▶ [Instructions to follow]:
Go through the records underneath and write each one out again exactly.

▶ [Dataset records]:
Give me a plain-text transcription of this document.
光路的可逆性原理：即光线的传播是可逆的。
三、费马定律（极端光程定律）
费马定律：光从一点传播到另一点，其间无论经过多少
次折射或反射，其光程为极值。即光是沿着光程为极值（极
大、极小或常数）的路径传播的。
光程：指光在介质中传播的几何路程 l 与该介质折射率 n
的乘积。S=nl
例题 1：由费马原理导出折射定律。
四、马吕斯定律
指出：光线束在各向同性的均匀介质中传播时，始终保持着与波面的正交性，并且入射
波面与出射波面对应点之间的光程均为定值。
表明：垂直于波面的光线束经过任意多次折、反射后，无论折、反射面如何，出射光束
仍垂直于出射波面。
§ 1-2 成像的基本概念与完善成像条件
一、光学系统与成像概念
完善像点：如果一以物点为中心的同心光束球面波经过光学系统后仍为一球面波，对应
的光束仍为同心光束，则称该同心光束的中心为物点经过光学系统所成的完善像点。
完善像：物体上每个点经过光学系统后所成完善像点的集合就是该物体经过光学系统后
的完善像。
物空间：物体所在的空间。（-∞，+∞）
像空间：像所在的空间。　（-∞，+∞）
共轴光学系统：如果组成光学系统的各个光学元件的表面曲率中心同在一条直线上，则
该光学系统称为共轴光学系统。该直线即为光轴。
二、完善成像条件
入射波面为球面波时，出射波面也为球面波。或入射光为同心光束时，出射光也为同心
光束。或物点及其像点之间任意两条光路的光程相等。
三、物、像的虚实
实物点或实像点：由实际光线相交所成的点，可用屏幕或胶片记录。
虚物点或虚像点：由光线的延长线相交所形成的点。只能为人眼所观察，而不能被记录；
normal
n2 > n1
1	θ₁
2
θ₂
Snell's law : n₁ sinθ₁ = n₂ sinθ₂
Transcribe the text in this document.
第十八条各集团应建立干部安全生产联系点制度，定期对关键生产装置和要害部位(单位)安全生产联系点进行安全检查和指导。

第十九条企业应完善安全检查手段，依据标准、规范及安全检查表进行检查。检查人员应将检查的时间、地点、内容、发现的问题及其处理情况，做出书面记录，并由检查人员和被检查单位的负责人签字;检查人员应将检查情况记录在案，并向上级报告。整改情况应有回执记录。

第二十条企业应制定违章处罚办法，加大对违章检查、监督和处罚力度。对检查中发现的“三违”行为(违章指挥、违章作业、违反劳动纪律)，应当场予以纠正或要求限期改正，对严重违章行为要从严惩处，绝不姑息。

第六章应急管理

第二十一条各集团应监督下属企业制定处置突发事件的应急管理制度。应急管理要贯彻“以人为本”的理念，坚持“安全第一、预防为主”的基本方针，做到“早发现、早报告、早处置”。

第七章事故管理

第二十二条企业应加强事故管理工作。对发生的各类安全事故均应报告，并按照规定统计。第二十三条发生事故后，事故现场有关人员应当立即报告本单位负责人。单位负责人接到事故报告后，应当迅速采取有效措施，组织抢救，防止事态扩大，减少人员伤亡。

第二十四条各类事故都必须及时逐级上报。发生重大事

▶ [Written answer]:
Give me a plain-text transcription of this document.
光路的可逆性原理：即光线的传播是可逆的。
三、费马定律（极端光程定律）
费马定律：光从一点传播到另一点，其间无论经过多少
次折射或反射，其光程为极值。即光是沿着光程为极值（极
大、极小或常数）的路径传播的。
光程：指光在介质中传播的几何路程 l 与该介质折射率 n
的乘积。S=nl
例题 1：由费马原理导出折射定律。
四、马吕斯定律
指出：光线束在各向同性的均匀介质中传播时，始终保持着与波面的正交性，并且入射
波面与出射波面对应点之间的光程均为定值。
表明：垂直于波面的光线束经过任意多次折、反射后，无论折、反射面如何，出射光束
仍垂直于出射波面。
§ 1-2 成像的基本概念与完善成像条件
一、光学系统与成像概念
完善像点：如果一以物点为中心的同心光束球面波经过光学系统后仍为一球面波，对应
的光束仍为同心光束，则称该同心光束的中心为物点经过光学系统所成的完善像点。
完善像：物体上每个点经过光学系统后所成完善像点的集合就是该物体经过光学系统后
的完善像。
物空间：物体所在的空间。（-∞，+∞）
像空间：像所在的空间。　（-∞，+∞）
共轴光学系统：如果组成光学系统的各个光学元件的表面曲率中心同在一条直线上，则
该光学系统称为共轴光学系统。该直线即为光轴。
二、完善成像条件
入射波面为球面波时，出射波面也为球面波。或入射光为同心光束时，出射光也为同心
光束。或物点及其像点之间任意两条光路的光程相等。
三、物、像的虚实
实物点或实像点：由实际光线相交所成的点，可用屏幕或胶片记录。
虚物点或虚像点：由光线的延长线相交所形成的点。只能为人眼所观察，而不能被记录；
normal
n2 > n1
1	θ₁
2
θ₂
Snell's law : n₁ sinθ₁ = n₂ sinθ₂
Transcribe the text in this document.
第十八条各集团应建立干部安全生产联系点制度，定期对关键生产装置和要害部位(单位)安全生产联系点进行安全检查和指导。

第十九条企业应完善安全检查手段，依据标准、规范及安全检查表进行检查。检查人员应将检查的时间、地点、内容、发现的问题及其处理情况，做出书面记录，并由检查人员和被检查单位的负责人签字;检查人员应将检查情况记录在案，并向上级报告。整改情况应有回执记录。

第二十条企业应制定违章处罚办法，加大对违章检查、监督和处罚力度。对检查中发现的“三违”行为(违章指挥、违章作业、违反劳动纪律)，应当场予以纠正或要求限期改正，对严重违章行为要从严惩处，绝不姑息。

第六章应急管理

第二十一条各集团应监督下属企业制定处置突发事件的应急管理制度。应急管理要贯彻“以人为本”的理念，坚持“安全第一、预防为主”的基本方针，做到“早发现、早报告、早处置”。

第七章事故管理

第二十二条企业应加强事故管理工作。对发生的各类安全事故均应报告，并按照规定统计。第二十三条发生事故后，事故现场有关人员应当立即报告本单位负责人。单位负责人接到事故报告后，应当迅速采取有效措施，组织抢救，防止事态扩大，减少人员伤亡。

第二十四条各类事故都必须及时逐级上报。发生重大事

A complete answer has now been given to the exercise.